GIVEN PROBLEM: Go through the listing and write out all of it exactly.

WORKING DATA:

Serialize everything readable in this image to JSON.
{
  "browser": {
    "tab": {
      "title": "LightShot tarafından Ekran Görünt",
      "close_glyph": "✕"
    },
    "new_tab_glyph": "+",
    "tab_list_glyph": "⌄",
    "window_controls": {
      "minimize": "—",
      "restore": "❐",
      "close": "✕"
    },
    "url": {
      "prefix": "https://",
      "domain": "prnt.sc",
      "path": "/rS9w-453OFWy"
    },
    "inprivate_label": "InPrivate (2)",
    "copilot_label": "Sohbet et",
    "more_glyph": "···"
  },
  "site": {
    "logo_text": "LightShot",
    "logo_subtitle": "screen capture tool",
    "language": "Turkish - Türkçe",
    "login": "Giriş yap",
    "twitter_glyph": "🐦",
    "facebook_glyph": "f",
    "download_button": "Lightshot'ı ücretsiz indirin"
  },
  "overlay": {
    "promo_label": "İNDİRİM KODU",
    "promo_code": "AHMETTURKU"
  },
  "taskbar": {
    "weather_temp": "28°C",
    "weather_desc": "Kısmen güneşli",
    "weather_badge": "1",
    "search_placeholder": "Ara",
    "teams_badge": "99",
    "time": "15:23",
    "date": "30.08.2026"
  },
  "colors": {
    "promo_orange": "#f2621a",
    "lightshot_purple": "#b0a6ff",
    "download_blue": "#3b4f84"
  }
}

EXERCISE RESULT:
Serialize everything readable in this image to JSON.
{
  "browser": {
    "tab": {
      "title": "LightShot tarafından Ekran Görünt",
      "close_glyph": "✕"
    },
    "new_tab_glyph": "+",
    "tab_list_glyph": "⌄",
    "window_controls": {
      "minimize": "—",
      "restore": "❐",
      "close": "✕"
    },
    "url": {
      "prefix": "https://",
      "domain": "prnt.sc",
      "path": "/rS9w-453OFWy"
    },
    "inprivate_label": "InPrivate (2)",
    "copilot_label": "Sohbet et",
    "more_glyph": "···"
  },
  "site": {
    "logo_text": "LightShot",
    "logo_subtitle": "screen capture tool",
    "language": "Turkish - Türkçe",
    "login": "Giriş yap",
    "twitter_glyph": "🐦",
    "facebook_glyph": "f",
    "download_button": "Lightshot'ı ücretsiz indirin"
  },
  "overlay": {
    "promo_label": "İNDİRİM KODU",
    "promo_code": "AHMETTURKU"
  },
  "taskbar": {
    "weather_temp": "28°C",
    "weather_desc": "Kısmen güneşli",
    "weather_badge": "1",
    "search_placeholder": "Ara",
    "teams_badge": "99",
    "time": "15:23",
    "date": "30.08.2026"
  },
  "colors": {
    "promo_orange": "#f2621a",
    "lightshot_purple": "#b0a6ff",
    "download_blue": "#3b4f84"
  }
}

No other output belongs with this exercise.